**STATED PROBLEM:** Omit every picture and return the rest of the data unaltered.

(Collected data entries)
===============

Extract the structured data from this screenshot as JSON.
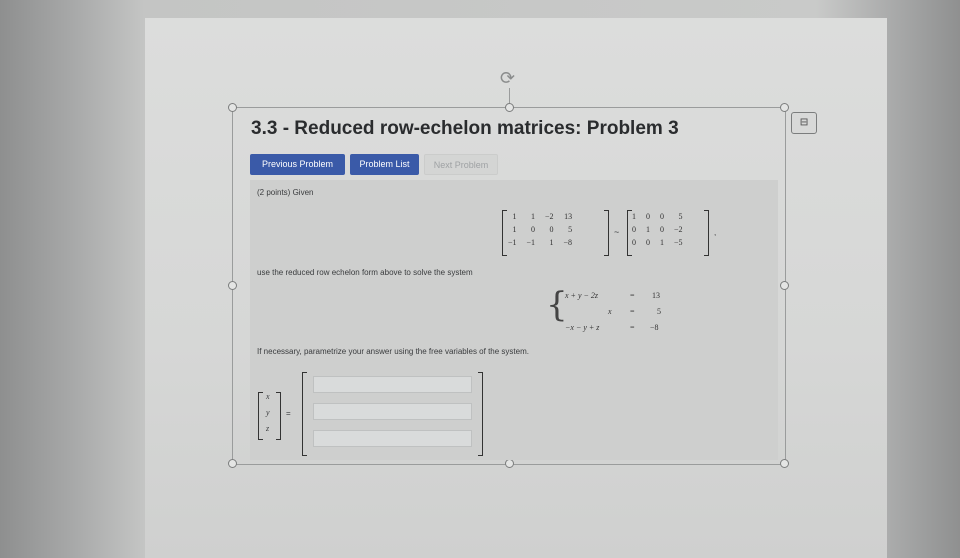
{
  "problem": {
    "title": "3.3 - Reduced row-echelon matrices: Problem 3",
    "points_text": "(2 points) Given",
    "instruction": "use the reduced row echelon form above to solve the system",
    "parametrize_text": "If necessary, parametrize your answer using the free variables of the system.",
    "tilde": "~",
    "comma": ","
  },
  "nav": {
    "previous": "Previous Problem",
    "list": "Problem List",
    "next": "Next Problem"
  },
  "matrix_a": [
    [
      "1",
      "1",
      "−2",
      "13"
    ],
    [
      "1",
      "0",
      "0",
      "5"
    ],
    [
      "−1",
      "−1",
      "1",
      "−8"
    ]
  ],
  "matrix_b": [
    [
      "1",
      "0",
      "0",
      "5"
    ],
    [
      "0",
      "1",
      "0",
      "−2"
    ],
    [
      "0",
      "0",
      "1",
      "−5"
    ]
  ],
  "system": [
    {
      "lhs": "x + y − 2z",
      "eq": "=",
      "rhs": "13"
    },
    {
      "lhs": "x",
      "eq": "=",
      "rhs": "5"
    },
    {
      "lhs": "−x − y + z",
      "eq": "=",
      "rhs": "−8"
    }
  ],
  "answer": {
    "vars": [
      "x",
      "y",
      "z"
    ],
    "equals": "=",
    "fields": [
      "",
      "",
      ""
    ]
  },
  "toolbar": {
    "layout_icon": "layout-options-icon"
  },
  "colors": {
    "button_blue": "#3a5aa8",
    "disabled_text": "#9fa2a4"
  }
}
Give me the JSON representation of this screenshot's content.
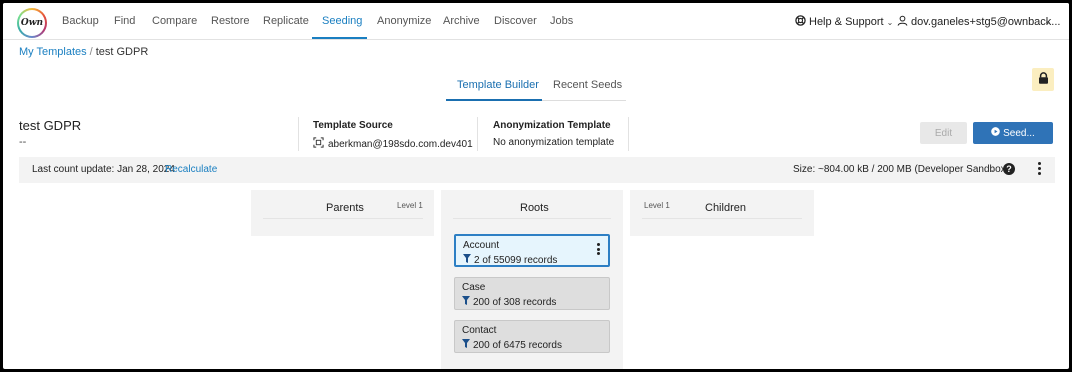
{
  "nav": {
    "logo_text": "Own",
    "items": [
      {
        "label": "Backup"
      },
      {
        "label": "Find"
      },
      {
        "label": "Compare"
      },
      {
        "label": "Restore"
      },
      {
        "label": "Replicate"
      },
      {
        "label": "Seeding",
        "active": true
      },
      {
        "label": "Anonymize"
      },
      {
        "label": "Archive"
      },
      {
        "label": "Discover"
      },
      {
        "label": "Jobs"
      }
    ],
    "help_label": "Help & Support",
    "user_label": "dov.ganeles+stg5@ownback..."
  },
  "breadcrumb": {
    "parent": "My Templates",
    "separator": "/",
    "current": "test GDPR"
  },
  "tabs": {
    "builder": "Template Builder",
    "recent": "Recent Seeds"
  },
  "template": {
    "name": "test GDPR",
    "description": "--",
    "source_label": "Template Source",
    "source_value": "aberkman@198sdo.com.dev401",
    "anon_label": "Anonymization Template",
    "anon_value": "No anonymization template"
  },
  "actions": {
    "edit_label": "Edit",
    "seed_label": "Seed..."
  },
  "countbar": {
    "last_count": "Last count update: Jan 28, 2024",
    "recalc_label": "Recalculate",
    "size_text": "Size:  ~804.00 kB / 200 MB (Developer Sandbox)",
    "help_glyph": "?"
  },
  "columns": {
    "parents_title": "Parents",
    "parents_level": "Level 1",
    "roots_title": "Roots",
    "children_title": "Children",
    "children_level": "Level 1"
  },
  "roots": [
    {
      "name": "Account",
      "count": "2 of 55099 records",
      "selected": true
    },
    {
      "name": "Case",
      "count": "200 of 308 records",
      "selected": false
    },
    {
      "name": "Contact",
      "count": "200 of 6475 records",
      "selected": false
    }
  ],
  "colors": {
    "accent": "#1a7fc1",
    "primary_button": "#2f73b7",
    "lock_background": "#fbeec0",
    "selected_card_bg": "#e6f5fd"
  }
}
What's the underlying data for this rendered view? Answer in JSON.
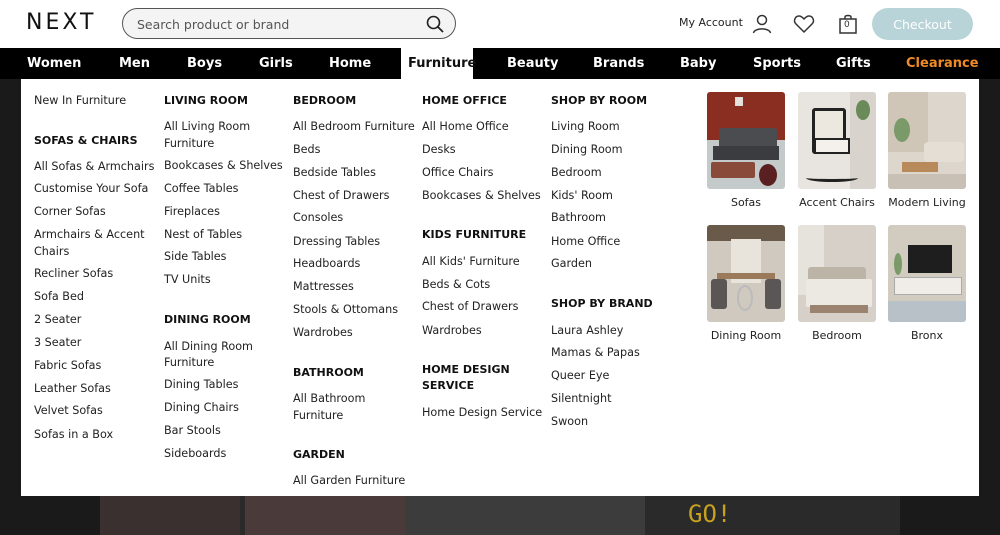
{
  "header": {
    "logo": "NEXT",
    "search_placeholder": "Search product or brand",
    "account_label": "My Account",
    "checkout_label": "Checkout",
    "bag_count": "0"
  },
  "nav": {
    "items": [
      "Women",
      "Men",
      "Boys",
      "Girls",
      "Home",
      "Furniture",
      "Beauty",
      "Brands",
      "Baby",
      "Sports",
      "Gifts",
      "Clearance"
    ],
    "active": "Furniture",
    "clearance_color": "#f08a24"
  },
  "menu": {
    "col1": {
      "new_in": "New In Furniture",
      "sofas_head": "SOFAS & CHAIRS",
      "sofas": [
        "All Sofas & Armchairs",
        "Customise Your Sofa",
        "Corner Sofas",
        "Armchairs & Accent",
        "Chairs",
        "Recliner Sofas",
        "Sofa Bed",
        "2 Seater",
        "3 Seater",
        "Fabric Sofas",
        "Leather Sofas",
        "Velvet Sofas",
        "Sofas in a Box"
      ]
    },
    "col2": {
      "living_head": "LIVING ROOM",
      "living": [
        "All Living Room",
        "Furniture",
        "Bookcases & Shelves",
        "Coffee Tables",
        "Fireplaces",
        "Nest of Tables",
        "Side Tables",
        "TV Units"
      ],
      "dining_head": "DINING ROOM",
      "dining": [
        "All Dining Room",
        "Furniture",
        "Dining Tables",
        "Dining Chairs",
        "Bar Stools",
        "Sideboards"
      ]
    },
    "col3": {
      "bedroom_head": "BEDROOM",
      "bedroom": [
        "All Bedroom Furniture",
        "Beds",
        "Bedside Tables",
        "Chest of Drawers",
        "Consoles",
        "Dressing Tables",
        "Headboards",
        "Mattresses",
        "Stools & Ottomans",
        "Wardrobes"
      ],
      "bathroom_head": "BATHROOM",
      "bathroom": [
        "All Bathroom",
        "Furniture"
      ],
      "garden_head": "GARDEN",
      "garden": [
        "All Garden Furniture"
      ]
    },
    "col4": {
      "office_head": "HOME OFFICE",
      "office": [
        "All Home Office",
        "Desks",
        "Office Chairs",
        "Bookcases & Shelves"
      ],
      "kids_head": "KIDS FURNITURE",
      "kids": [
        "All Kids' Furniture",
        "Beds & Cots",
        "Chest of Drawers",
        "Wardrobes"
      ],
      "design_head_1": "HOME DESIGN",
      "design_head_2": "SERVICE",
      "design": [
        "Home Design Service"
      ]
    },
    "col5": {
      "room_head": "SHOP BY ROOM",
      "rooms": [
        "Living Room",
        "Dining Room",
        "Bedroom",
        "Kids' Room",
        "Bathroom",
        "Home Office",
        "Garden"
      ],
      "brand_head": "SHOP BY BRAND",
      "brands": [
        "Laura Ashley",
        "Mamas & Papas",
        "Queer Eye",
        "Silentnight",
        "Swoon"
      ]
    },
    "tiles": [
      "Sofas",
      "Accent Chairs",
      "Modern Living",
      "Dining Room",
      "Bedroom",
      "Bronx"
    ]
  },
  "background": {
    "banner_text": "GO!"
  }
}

===============

**EXERCISE RESULT:**
Extract the structured data from this screenshot as JSON.
{
  "problem": {
    "title": "3.3 - Reduced row-echelon matrices: Problem 3",
    "points_text": "(2 points) Given",
    "instruction": "use the reduced row echelon form above to solve the system",
    "parametrize_text": "If necessary, parametrize your answer using the free variables of the system.",
    "tilde": "~",
    "comma": ","
  },
  "nav": {
    "previous": "Previous Problem",
    "list": "Problem List",
    "next": "Next Problem"
  },
  "matrix_a": [
    [
      "1",
      "1",
      "−2",
      "13"
    ],
    [
      "1",
      "0",
      "0",
      "5"
    ],
    [
      "−1",
      "−1",
      "1",
      "−8"
    ]
  ],
  "matrix_b": [
    [
      "1",
      "0",
      "0",
      "5"
    ],
    [
      "0",
      "1",
      "0",
      "−2"
    ],
    [
      "0",
      "0",
      "1",
      "−5"
    ]
  ],
  "system": [
    {
      "lhs": "x + y − 2z",
      "eq": "=",
      "rhs": "13"
    },
    {
      "lhs": "x",
      "eq": "=",
      "rhs": "5"
    },
    {
      "lhs": "−x − y + z",
      "eq": "=",
      "rhs": "−8"
    }
  ],
  "answer": {
    "vars": [
      "x",
      "y",
      "z"
    ],
    "equals": "=",
    "fields": [
      "",
      "",
      ""
    ]
  },
  "toolbar": {
    "layout_icon": "layout-options-icon"
  },
  "colors": {
    "button_blue": "#3a5aa8",
    "disabled_text": "#9fa2a4"
  }
}
Give me the JSON representation of this screenshot's content.
{
  "nav": {
    "logo_text": "Own",
    "items": [
      {
        "label": "Backup"
      },
      {
        "label": "Find"
      },
      {
        "label": "Compare"
      },
      {
        "label": "Restore"
      },
      {
        "label": "Replicate"
      },
      {
        "label": "Seeding",
        "active": true
      },
      {
        "label": "Anonymize"
      },
      {
        "label": "Archive"
      },
      {
        "label": "Discover"
      },
      {
        "label": "Jobs"
      }
    ],
    "help_label": "Help & Support",
    "user_label": "dov.ganeles+stg5@ownback..."
  },
  "breadcrumb": {
    "parent": "My Templates",
    "separator": "/",
    "current": "test GDPR"
  },
  "tabs": {
    "builder": "Template Builder",
    "recent": "Recent Seeds"
  },
  "template": {
    "name": "test GDPR",
    "description": "--",
    "source_label": "Template Source",
    "source_value": "aberkman@198sdo.com.dev401",
    "anon_label": "Anonymization Template",
    "anon_value": "No anonymization template"
  },
  "actions": {
    "edit_label": "Edit",
    "seed_label": "Seed..."
  },
  "countbar": {
    "last_count": "Last count update: Jan 28, 2024",
    "recalc_label": "Recalculate",
    "size_text": "Size:  ~804.00 kB / 200 MB (Developer Sandbox)",
    "help_glyph": "?"
  },
  "columns": {
    "parents_title": "Parents",
    "parents_level": "Level 1",
    "roots_title": "Roots",
    "children_title": "Children",
    "children_level": "Level 1"
  },
  "roots": [
    {
      "name": "Account",
      "count": "2 of 55099 records",
      "selected": true
    },
    {
      "name": "Case",
      "count": "200 of 308 records",
      "selected": false
    },
    {
      "name": "Contact",
      "count": "200 of 6475 records",
      "selected": false
    }
  ],
  "colors": {
    "accent": "#1a7fc1",
    "primary_button": "#2f73b7",
    "lock_background": "#fbeec0",
    "selected_card_bg": "#e6f5fd"
  }
}
What's the underlying data for this rendered view? Answer in JSON.
{
  "header": {
    "logo": "NEXT",
    "search_placeholder": "Search product or brand",
    "account_label": "My Account",
    "checkout_label": "Checkout",
    "bag_count": "0"
  },
  "nav": {
    "items": [
      "Women",
      "Men",
      "Boys",
      "Girls",
      "Home",
      "Furniture",
      "Beauty",
      "Brands",
      "Baby",
      "Sports",
      "Gifts",
      "Clearance"
    ],
    "active": "Furniture",
    "clearance_color": "#f08a24"
  },
  "menu": {
    "col1": {
      "new_in": "New In Furniture",
      "sofas_head": "SOFAS & CHAIRS",
      "sofas": [
        "All Sofas & Armchairs",
        "Customise Your Sofa",
        "Corner Sofas",
        "Armchairs & Accent",
        "Chairs",
        "Recliner Sofas",
        "Sofa Bed",
        "2 Seater",
        "3 Seater",
        "Fabric Sofas",
        "Leather Sofas",
        "Velvet Sofas",
        "Sofas in a Box"
      ]
    },
    "col2": {
      "living_head": "LIVING ROOM",
      "living": [
        "All Living Room",
        "Furniture",
        "Bookcases & Shelves",
        "Coffee Tables",
        "Fireplaces",
        "Nest of Tables",
        "Side Tables",
        "TV Units"
      ],
      "dining_head": "DINING ROOM",
      "dining": [
        "All Dining Room",
        "Furniture",
        "Dining Tables",
        "Dining Chairs",
        "Bar Stools",
        "Sideboards"
      ]
    },
    "col3": {
      "bedroom_head": "BEDROOM",
      "bedroom": [
        "All Bedroom Furniture",
        "Beds",
        "Bedside Tables",
        "Chest of Drawers",
        "Consoles",
        "Dressing Tables",
        "Headboards",
        "Mattresses",
        "Stools & Ottomans",
        "Wardrobes"
      ],
      "bathroom_head": "BATHROOM",
      "bathroom": [
        "All Bathroom",
        "Furniture"
      ],
      "garden_head": "GARDEN",
      "garden": [
        "All Garden Furniture"
      ]
    },
    "col4": {
      "office_head": "HOME OFFICE",
      "office": [
        "All Home Office",
        "Desks",
        "Office Chairs",
        "Bookcases & Shelves"
      ],
      "kids_head": "KIDS FURNITURE",
      "kids": [
        "All Kids' Furniture",
        "Beds & Cots",
        "Chest of Drawers",
        "Wardrobes"
      ],
      "design_head_1": "HOME DESIGN",
      "design_head_2": "SERVICE",
      "design": [
        "Home Design Service"
      ]
    },
    "col5": {
      "room_head": "SHOP BY ROOM",
      "rooms": [
        "Living Room",
        "Dining Room",
        "Bedroom",
        "Kids' Room",
        "Bathroom",
        "Home Office",
        "Garden"
      ],
      "brand_head": "SHOP BY BRAND",
      "brands": [
        "Laura Ashley",
        "Mamas & Papas",
        "Queer Eye",
        "Silentnight",
        "Swoon"
      ]
    },
    "tiles": [
      "Sofas",
      "Accent Chairs",
      "Modern Living",
      "Dining Room",
      "Bedroom",
      "Bronx"
    ]
  },
  "background": {
    "banner_text": "GO!"
  }
}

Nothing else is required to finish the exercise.